- _Trecho para leitura_:
"""
Decidida a não desistir dessa oportunidade que o Senhor dera a ela, Elisabeth fez suas malas e convenceu suas amigas Aucas a partirem com ela, para morarem na vila onde Elisabeth e Jim moravam, e onde eles tinham uma casa. Mankamu e Mintaka aceitaram, e elas foram.

Ali elas ficaram por um tempo, e nesse período Rachel Saint, irmã de Nate Saint, assassinado com Jim Elliot, se juntou à Elisabeth. Ela havia passado um ano nos EUA com Dayuma, uma outra mulher Auca que tinha fugido para morar com os Quichua. Por causa de Dayuma, Rachel sabia, ainda que pouco, como se comunicar com os Auca, e ela foi de grande ajuda no processo de aproximação e também de evangelização deles.
"""
(Dados extraídos de uma coleção)
"""
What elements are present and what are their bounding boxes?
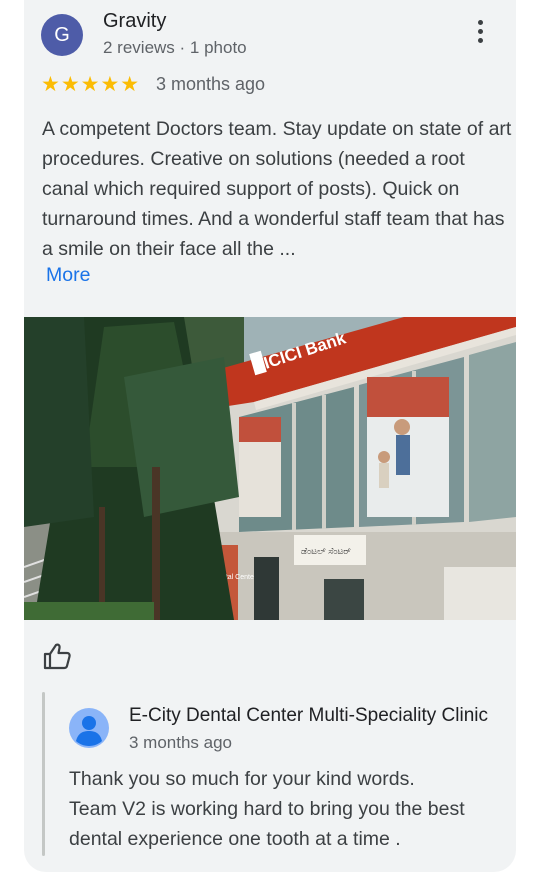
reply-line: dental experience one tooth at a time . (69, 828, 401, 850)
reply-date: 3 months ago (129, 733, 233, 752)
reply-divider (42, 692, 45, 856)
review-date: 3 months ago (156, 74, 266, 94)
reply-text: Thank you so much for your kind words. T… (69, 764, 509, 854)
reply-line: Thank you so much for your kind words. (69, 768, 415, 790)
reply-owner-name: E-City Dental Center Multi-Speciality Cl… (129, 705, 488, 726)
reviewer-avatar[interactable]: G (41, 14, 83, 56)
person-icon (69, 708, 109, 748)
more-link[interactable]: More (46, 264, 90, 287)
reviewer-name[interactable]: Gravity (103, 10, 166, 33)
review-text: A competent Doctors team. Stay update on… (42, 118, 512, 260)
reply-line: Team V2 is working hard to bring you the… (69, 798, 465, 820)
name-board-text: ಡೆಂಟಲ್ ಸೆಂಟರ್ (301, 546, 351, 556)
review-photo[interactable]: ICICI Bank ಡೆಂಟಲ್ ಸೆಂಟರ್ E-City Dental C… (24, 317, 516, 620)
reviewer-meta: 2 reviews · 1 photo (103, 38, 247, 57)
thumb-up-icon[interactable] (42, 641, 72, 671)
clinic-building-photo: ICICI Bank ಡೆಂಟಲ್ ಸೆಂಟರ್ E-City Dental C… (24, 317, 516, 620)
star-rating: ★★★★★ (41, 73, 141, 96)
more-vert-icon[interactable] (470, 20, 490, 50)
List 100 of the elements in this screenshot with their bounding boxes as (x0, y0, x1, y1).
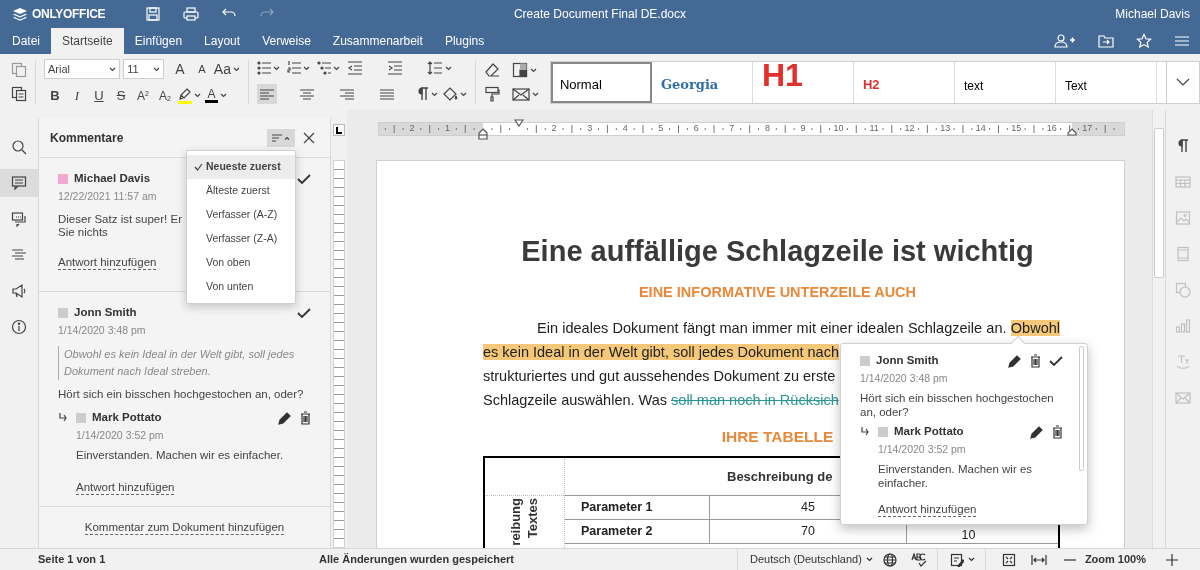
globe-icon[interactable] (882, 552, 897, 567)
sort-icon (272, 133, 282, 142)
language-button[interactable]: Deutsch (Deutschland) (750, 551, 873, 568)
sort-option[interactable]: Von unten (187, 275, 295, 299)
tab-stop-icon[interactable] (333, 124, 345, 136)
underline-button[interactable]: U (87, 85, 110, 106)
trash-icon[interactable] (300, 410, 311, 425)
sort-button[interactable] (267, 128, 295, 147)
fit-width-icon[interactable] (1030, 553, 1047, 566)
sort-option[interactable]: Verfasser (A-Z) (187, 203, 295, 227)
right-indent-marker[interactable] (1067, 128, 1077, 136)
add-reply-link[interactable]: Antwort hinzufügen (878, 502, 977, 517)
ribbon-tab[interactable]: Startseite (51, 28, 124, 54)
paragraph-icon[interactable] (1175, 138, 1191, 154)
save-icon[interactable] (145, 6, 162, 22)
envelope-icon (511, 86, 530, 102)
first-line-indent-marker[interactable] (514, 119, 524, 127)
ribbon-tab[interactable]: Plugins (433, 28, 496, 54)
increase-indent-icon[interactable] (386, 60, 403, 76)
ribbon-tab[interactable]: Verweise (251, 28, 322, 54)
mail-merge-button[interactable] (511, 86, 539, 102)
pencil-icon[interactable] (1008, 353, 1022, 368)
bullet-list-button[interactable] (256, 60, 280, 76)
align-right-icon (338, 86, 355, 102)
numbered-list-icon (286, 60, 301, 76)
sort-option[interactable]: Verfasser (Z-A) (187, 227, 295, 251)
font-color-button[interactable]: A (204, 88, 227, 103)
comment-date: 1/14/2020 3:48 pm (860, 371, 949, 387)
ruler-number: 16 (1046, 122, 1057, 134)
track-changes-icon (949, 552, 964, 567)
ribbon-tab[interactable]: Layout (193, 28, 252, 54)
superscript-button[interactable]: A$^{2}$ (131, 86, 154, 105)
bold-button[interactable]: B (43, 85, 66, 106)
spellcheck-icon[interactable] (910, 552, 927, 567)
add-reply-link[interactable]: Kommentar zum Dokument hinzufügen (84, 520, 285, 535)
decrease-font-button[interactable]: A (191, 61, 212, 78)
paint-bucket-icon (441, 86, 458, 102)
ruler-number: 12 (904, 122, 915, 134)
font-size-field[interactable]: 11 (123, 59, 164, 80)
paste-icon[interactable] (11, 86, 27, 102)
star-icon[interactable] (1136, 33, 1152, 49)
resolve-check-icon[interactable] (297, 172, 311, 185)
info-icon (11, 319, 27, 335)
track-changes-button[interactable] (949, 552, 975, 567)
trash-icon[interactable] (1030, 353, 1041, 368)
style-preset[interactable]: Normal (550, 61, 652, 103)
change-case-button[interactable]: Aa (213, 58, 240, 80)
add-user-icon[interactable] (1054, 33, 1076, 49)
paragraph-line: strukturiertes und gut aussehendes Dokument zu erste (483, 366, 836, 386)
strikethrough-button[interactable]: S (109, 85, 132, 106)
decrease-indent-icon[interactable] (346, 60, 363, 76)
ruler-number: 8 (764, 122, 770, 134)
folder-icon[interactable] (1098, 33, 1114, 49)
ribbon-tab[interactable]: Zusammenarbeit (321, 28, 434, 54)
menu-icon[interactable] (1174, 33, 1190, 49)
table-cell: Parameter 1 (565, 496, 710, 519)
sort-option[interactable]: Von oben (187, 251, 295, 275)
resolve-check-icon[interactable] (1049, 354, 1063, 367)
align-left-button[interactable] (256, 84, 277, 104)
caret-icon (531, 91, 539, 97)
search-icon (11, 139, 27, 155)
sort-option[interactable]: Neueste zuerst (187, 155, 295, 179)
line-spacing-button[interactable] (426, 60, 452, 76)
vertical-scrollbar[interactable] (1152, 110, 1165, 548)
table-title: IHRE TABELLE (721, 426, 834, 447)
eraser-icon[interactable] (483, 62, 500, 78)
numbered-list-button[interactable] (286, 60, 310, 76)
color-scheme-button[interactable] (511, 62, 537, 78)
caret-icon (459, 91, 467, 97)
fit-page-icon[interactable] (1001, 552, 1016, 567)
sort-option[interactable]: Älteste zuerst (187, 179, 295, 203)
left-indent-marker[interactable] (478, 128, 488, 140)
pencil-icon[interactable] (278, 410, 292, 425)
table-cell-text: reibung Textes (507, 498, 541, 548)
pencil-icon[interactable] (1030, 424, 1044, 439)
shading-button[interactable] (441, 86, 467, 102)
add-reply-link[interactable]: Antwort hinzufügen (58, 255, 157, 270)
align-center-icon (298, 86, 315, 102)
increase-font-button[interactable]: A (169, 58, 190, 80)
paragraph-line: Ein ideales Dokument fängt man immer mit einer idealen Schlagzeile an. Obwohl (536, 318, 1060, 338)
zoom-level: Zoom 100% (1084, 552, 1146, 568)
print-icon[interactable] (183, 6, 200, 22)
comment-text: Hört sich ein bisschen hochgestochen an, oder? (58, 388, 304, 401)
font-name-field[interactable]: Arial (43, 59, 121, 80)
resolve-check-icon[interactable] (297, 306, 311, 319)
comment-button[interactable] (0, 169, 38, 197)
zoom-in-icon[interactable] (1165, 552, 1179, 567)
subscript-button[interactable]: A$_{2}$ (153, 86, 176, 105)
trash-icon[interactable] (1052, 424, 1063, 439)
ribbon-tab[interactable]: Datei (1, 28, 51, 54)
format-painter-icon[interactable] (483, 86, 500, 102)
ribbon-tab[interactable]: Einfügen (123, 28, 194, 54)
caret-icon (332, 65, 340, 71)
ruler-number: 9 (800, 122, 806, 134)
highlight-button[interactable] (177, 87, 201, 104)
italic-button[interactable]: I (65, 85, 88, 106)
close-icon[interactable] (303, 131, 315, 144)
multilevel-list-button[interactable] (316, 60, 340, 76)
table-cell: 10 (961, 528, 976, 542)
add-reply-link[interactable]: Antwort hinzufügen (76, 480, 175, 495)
"""
- _Objetivo indicado 1_: Segundo o trecho sobre Elisabeth e os Aucas, com quem Rachel Saint havia passado um ano nos EUA?
- _Objetivo indicado 2_: Por favor, reproduza do trecho sobre Elisabeth e os Aucas a parte que vai de "Ali elas ficaram" até "de evangelização deles.", incluindo essas palavras.
- _Objetivo indicado 3_: Prossiga com o trecho sobre Elisabeth e os Aucas a partir do ponto em que ele termina.
Os registros não serão necessários.

- _Resposta escrita 1_: Com Dayuma, uma outra mulher Auca que tinha fugido para morar com os Quichua.

- _Resposta escrita 2_:
Ali elas ficaram por um tempo, e nesse período Rachel Saint, irmã de Nate Saint, assassinado com Jim Elliot, se juntou à Elisabeth. Ela havia passado um ano nos EUA com Dayuma, uma outra mulher Auca que tinha fugido para morar com os Quichua. Por causa de Dayuma, Rachel sabia, ainda que pouco, como se comunicar com os Auca, e ela foi de grande ajuda no processo de aproximação e também de evangelização deles.

- _Resposta escrita 3_:
Elisabeth, as Aucas e Rachel Saint

Aquelas mulheres ficaram com Elisabeth e Rachel naquela tribo por alguns meses, até que disseram: “Precisamos voltar para casa”. Uma delas havia prometido a seus filhos que elas voltariam quando uma determinada planta estivesse madura, e o tempo estava se aproximando. “Você deve vir conosco”, elas disseram a Elisabeth. “Nós faremos uma casa para você e Valerie, e outra para Rachel, e vocês podem morar conosco. Eu vou falar pros meus parentes que vocês são boas, e eles vão aceitá-las. Eu vou falar para eles de Deus e que nós devemos ouvir o que Ele diz para vivermos bem. Eu vou contar para eles que vocês são crentes e que nós devemos ser também”.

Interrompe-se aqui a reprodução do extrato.